Some records:
*-*-*

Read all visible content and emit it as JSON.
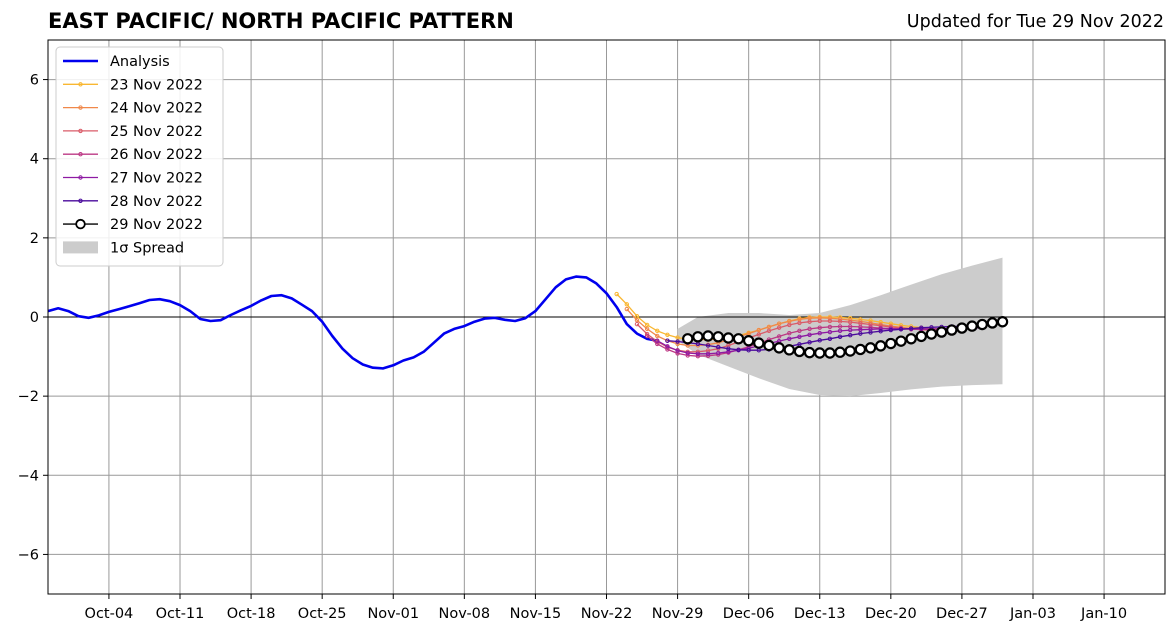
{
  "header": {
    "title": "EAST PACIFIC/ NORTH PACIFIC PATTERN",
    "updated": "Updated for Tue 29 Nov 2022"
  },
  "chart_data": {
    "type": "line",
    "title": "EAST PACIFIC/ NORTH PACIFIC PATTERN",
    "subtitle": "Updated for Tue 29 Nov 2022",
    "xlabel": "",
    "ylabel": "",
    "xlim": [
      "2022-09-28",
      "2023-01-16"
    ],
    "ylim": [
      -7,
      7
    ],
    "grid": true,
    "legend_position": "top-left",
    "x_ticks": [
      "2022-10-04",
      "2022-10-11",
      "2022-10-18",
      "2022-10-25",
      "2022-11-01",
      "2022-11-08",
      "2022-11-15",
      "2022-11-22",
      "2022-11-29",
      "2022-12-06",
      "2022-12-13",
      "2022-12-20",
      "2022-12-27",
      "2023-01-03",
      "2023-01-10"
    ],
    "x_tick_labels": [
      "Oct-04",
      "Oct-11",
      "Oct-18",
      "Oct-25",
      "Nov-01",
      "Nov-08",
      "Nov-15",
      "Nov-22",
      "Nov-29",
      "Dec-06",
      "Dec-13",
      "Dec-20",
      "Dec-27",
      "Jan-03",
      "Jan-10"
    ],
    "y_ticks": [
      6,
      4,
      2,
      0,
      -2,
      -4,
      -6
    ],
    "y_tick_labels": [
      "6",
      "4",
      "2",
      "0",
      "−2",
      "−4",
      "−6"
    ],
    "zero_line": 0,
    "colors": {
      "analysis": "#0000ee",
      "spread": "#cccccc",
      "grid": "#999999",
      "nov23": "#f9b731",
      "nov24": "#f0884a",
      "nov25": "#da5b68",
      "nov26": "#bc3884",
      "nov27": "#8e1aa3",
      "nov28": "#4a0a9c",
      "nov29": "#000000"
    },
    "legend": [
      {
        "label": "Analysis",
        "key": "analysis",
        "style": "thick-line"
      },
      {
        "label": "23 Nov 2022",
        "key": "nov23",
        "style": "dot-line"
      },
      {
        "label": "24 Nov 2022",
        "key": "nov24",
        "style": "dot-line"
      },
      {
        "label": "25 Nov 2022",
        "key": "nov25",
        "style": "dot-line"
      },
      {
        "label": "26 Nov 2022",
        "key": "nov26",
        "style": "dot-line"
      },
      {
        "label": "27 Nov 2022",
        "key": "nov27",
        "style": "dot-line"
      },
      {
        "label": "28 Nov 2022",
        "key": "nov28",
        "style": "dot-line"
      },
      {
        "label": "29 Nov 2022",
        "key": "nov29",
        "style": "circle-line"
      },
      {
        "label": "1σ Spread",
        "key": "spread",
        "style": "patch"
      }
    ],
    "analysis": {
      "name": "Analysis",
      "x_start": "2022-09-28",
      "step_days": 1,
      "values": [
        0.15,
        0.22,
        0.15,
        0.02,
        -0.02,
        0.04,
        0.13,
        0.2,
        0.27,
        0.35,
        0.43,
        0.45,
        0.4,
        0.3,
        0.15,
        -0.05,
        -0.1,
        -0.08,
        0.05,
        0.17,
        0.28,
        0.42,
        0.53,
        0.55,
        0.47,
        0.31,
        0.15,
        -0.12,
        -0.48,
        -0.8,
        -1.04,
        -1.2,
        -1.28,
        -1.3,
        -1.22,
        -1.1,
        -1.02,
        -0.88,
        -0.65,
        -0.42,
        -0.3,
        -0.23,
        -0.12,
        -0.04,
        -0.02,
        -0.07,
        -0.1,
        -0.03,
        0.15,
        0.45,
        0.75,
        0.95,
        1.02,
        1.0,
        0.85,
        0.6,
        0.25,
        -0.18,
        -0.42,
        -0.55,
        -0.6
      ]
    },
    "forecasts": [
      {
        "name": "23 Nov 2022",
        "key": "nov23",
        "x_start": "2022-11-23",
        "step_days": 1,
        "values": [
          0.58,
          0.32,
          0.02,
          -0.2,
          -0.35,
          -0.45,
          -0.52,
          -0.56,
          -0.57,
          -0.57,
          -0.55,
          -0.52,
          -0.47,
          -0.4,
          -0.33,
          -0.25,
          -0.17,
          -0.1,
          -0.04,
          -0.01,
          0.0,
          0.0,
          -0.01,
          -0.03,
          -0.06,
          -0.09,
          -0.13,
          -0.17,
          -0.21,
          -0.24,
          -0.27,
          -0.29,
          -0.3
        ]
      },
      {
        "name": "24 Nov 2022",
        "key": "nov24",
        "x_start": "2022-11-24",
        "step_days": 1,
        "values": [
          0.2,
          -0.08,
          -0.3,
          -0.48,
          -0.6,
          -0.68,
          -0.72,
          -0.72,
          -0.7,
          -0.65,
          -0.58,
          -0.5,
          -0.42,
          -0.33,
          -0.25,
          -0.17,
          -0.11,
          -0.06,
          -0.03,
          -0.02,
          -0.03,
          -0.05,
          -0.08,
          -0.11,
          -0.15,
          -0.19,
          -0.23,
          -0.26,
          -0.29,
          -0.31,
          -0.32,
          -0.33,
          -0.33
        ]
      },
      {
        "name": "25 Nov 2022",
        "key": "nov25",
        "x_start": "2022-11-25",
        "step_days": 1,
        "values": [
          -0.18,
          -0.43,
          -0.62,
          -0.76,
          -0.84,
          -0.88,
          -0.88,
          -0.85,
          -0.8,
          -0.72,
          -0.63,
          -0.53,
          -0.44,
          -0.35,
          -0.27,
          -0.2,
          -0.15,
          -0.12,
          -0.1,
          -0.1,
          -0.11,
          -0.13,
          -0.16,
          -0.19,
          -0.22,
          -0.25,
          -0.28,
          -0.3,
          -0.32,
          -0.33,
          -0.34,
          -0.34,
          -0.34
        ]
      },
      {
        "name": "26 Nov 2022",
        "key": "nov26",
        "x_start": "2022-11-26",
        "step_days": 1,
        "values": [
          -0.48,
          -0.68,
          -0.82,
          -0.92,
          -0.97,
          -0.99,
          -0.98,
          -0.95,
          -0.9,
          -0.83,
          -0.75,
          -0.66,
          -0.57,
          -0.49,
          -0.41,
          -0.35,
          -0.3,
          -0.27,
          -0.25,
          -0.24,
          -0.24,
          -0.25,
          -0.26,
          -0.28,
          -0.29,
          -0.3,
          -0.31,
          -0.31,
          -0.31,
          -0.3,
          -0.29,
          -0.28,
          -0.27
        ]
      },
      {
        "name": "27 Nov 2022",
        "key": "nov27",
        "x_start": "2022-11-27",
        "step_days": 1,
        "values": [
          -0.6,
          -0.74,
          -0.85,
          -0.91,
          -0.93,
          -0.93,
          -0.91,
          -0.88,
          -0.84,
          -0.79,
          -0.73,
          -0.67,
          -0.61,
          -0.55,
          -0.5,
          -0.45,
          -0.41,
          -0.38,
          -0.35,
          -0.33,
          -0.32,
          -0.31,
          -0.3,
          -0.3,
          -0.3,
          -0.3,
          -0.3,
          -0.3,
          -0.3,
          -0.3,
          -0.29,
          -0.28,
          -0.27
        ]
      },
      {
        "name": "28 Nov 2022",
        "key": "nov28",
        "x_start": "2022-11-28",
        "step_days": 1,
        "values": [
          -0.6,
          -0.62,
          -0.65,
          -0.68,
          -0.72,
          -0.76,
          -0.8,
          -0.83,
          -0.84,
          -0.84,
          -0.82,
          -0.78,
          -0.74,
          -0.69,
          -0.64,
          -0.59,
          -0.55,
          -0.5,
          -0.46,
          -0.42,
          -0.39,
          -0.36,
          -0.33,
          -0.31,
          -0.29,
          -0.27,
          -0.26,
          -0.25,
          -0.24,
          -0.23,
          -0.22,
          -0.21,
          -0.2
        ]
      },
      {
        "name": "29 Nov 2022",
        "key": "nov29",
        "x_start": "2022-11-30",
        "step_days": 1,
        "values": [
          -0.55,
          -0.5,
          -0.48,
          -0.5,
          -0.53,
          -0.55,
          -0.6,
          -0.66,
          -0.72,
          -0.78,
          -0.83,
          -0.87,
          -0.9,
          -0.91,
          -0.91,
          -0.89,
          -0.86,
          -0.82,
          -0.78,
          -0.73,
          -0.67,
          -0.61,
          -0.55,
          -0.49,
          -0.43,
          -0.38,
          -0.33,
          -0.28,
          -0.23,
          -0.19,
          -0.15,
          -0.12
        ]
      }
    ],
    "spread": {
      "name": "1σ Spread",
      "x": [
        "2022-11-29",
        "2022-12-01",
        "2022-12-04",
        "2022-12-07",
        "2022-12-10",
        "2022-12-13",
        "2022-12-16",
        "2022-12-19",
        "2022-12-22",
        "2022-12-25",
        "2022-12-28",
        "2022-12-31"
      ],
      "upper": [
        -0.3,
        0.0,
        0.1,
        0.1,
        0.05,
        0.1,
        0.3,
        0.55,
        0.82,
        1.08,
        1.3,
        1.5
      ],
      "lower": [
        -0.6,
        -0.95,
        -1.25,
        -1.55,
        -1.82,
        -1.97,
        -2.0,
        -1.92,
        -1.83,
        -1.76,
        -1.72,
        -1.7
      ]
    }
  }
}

*-*-*

**Written exercise:**
Extract from the material all lines containing the string "Updated".

**Output of the exercise:**
    "updated": "Updated for Tue 29 Nov 2022"
    "subtitle": "Updated for Tue 29 Nov 2022",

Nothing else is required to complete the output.